- Raw records
++++++
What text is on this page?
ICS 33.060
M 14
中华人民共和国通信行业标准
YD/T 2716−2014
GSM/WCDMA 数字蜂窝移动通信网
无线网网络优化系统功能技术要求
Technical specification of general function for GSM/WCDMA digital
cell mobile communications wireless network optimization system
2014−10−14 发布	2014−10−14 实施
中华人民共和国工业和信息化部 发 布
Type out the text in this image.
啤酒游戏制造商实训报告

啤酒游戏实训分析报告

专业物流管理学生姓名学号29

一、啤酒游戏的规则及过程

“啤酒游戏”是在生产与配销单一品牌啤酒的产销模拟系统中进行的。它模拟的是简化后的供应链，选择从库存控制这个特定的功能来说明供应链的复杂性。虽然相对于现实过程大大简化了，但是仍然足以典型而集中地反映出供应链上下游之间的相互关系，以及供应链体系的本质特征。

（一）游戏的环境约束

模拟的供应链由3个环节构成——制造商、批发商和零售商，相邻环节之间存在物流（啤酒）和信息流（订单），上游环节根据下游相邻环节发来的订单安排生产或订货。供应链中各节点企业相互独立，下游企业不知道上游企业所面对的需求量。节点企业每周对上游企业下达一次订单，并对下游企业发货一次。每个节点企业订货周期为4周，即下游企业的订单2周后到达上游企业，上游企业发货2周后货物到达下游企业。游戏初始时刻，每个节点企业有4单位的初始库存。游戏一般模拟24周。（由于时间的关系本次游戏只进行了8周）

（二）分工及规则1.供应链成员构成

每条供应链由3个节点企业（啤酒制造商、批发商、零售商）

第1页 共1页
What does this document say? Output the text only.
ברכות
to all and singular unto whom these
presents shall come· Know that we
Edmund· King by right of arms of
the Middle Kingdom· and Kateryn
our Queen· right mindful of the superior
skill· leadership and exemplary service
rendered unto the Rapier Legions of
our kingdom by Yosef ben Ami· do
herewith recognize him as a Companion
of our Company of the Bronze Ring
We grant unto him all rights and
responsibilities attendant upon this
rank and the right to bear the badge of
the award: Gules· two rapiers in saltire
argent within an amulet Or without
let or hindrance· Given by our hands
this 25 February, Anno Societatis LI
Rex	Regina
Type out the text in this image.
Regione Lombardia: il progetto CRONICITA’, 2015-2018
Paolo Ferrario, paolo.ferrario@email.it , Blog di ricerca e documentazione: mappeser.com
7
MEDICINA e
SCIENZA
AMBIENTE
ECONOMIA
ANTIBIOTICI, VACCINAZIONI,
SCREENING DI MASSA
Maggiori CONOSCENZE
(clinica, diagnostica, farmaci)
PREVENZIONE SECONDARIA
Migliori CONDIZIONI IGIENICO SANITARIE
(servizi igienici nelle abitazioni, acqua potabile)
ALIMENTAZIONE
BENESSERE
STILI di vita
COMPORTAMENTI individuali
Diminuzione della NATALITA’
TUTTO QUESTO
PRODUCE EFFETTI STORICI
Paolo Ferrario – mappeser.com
++++++
- OBJECTIVE
Would you give the material above again, complete and exact?

- ANSWER
What text is on this page?
ICS 33.060
M 14
中华人民共和国通信行业标准
YD/T 2716−2014
GSM/WCDMA 数字蜂窝移动通信网
无线网网络优化系统功能技术要求
Technical specification of general function for GSM/WCDMA digital
cell mobile communications wireless network optimization system
2014−10−14 发布	2014−10−14 实施
中华人民共和国工业和信息化部 发 布
Type out the text in this image.
啤酒游戏制造商实训报告

啤酒游戏实训分析报告

专业物流管理学生姓名学号29

一、啤酒游戏的规则及过程

“啤酒游戏”是在生产与配销单一品牌啤酒的产销模拟系统中进行的。它模拟的是简化后的供应链，选择从库存控制这个特定的功能来说明供应链的复杂性。虽然相对于现实过程大大简化了，但是仍然足以典型而集中地反映出供应链上下游之间的相互关系，以及供应链体系的本质特征。

（一）游戏的环境约束

模拟的供应链由3个环节构成——制造商、批发商和零售商，相邻环节之间存在物流（啤酒）和信息流（订单），上游环节根据下游相邻环节发来的订单安排生产或订货。供应链中各节点企业相互独立，下游企业不知道上游企业所面对的需求量。节点企业每周对上游企业下达一次订单，并对下游企业发货一次。每个节点企业订货周期为4周，即下游企业的订单2周后到达上游企业，上游企业发货2周后货物到达下游企业。游戏初始时刻，每个节点企业有4单位的初始库存。游戏一般模拟24周。（由于时间的关系本次游戏只进行了8周）

（二）分工及规则1.供应链成员构成

每条供应链由3个节点企业（啤酒制造商、批发商、零售商）

第1页 共1页
What does this document say? Output the text only.
ברכות
to all and singular unto whom these
presents shall come· Know that we
Edmund· King by right of arms of
the Middle Kingdom· and Kateryn
our Queen· right mindful of the superior
skill· leadership and exemplary service
rendered unto the Rapier Legions of
our kingdom by Yosef ben Ami· do
herewith recognize him as a Companion
of our Company of the Bronze Ring
We grant unto him all rights and
responsibilities attendant upon this
rank and the right to bear the badge of
the award: Gules· two rapiers in saltire
argent within an amulet Or without
let or hindrance· Given by our hands
this 25 February, Anno Societatis LI
Rex	Regina
Type out the text in this image.
Regione Lombardia: il progetto CRONICITA’, 2015-2018
Paolo Ferrario, paolo.ferrario@email.it , Blog di ricerca e documentazione: mappeser.com
7
MEDICINA e
SCIENZA
AMBIENTE
ECONOMIA
ANTIBIOTICI, VACCINAZIONI,
SCREENING DI MASSA
Maggiori CONOSCENZE
(clinica, diagnostica, farmaci)
PREVENZIONE SECONDARIA
Migliori CONDIZIONI IGIENICO SANITARIE
(servizi igienici nelle abitazioni, acqua potabile)
ALIMENTAZIONE
BENESSERE
STILI di vita
COMPORTAMENTI individuali
Diminuzione della NATALITA’
TUTTO QUESTO
PRODUCE EFFETTI STORICI
Paolo Ferrario – mappeser.com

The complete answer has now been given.